Exercise objective —
The records that follow should be retyped word for word.

▬▬▬

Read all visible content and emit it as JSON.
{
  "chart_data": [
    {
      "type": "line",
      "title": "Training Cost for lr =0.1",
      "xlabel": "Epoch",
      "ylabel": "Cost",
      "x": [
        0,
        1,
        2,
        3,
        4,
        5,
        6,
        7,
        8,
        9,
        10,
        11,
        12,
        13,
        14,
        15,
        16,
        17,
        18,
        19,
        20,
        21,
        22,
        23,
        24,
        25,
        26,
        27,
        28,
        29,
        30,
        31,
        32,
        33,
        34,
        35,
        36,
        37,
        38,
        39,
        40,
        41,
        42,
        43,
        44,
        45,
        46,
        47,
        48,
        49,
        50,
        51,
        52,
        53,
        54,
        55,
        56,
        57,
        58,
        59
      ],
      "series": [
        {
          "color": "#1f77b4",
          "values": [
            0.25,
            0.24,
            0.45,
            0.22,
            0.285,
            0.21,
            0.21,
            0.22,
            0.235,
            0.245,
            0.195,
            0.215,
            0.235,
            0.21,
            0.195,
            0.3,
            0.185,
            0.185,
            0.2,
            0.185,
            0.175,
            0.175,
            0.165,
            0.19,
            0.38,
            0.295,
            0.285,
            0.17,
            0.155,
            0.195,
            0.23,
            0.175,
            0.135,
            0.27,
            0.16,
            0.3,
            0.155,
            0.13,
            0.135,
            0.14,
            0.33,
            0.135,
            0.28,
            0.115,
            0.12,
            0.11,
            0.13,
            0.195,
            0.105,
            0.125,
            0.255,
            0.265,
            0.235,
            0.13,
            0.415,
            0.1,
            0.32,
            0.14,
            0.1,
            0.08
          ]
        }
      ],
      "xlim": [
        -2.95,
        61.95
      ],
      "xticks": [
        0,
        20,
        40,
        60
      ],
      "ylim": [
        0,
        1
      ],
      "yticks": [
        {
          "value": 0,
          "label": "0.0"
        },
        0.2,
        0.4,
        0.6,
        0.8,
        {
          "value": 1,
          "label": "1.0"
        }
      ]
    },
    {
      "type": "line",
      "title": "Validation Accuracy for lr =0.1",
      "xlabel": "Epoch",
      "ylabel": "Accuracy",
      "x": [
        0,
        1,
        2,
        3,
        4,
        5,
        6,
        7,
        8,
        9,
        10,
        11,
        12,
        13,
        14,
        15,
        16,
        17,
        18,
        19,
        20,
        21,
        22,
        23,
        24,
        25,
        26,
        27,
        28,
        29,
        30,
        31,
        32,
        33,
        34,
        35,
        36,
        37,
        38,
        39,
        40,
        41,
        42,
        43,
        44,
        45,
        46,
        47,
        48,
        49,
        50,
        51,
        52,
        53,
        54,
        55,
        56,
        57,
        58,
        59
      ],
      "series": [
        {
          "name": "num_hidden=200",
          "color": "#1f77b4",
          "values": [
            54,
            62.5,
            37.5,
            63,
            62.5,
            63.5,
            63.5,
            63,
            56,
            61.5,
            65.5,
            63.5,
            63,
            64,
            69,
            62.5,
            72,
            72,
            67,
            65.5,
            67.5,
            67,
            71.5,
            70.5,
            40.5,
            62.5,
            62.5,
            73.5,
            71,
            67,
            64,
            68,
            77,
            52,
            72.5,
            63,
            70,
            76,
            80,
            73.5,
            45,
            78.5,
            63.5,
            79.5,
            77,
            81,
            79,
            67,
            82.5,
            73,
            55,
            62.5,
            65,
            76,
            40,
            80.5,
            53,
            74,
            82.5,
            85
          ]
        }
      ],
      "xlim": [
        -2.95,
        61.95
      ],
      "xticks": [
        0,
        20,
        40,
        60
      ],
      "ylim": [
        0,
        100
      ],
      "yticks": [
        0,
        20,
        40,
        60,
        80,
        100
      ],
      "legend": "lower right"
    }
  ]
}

▬▬▬

Answer in full —
Read all visible content and emit it as JSON.
{
  "chart_data": [
    {
      "type": "line",
      "title": "Training Cost for lr =0.1",
      "xlabel": "Epoch",
      "ylabel": "Cost",
      "x": [
        0,
        1,
        2,
        3,
        4,
        5,
        6,
        7,
        8,
        9,
        10,
        11,
        12,
        13,
        14,
        15,
        16,
        17,
        18,
        19,
        20,
        21,
        22,
        23,
        24,
        25,
        26,
        27,
        28,
        29,
        30,
        31,
        32,
        33,
        34,
        35,
        36,
        37,
        38,
        39,
        40,
        41,
        42,
        43,
        44,
        45,
        46,
        47,
        48,
        49,
        50,
        51,
        52,
        53,
        54,
        55,
        56,
        57,
        58,
        59
      ],
      "series": [
        {
          "color": "#1f77b4",
          "values": [
            0.25,
            0.24,
            0.45,
            0.22,
            0.285,
            0.21,
            0.21,
            0.22,
            0.235,
            0.245,
            0.195,
            0.215,
            0.235,
            0.21,
            0.195,
            0.3,
            0.185,
            0.185,
            0.2,
            0.185,
            0.175,
            0.175,
            0.165,
            0.19,
            0.38,
            0.295,
            0.285,
            0.17,
            0.155,
            0.195,
            0.23,
            0.175,
            0.135,
            0.27,
            0.16,
            0.3,
            0.155,
            0.13,
            0.135,
            0.14,
            0.33,
            0.135,
            0.28,
            0.115,
            0.12,
            0.11,
            0.13,
            0.195,
            0.105,
            0.125,
            0.255,
            0.265,
            0.235,
            0.13,
            0.415,
            0.1,
            0.32,
            0.14,
            0.1,
            0.08
          ]
        }
      ],
      "xlim": [
        -2.95,
        61.95
      ],
      "xticks": [
        0,
        20,
        40,
        60
      ],
      "ylim": [
        0,
        1
      ],
      "yticks": [
        {
          "value": 0,
          "label": "0.0"
        },
        0.2,
        0.4,
        0.6,
        0.8,
        {
          "value": 1,
          "label": "1.0"
        }
      ]
    },
    {
      "type": "line",
      "title": "Validation Accuracy for lr =0.1",
      "xlabel": "Epoch",
      "ylabel": "Accuracy",
      "x": [
        0,
        1,
        2,
        3,
        4,
        5,
        6,
        7,
        8,
        9,
        10,
        11,
        12,
        13,
        14,
        15,
        16,
        17,
        18,
        19,
        20,
        21,
        22,
        23,
        24,
        25,
        26,
        27,
        28,
        29,
        30,
        31,
        32,
        33,
        34,
        35,
        36,
        37,
        38,
        39,
        40,
        41,
        42,
        43,
        44,
        45,
        46,
        47,
        48,
        49,
        50,
        51,
        52,
        53,
        54,
        55,
        56,
        57,
        58,
        59
      ],
      "series": [
        {
          "name": "num_hidden=200",
          "color": "#1f77b4",
          "values": [
            54,
            62.5,
            37.5,
            63,
            62.5,
            63.5,
            63.5,
            63,
            56,
            61.5,
            65.5,
            63.5,
            63,
            64,
            69,
            62.5,
            72,
            72,
            67,
            65.5,
            67.5,
            67,
            71.5,
            70.5,
            40.5,
            62.5,
            62.5,
            73.5,
            71,
            67,
            64,
            68,
            77,
            52,
            72.5,
            63,
            70,
            76,
            80,
            73.5,
            45,
            78.5,
            63.5,
            79.5,
            77,
            81,
            79,
            67,
            82.5,
            73,
            55,
            62.5,
            65,
            76,
            40,
            80.5,
            53,
            74,
            82.5,
            85
          ]
        }
      ],
      "xlim": [
        -2.95,
        61.95
      ],
      "xticks": [
        0,
        20,
        40,
        60
      ],
      "ylim": [
        0,
        100
      ],
      "yticks": [
        0,
        20,
        40,
        60,
        80,
        100
      ],
      "legend": "lower right"
    }
  ]
}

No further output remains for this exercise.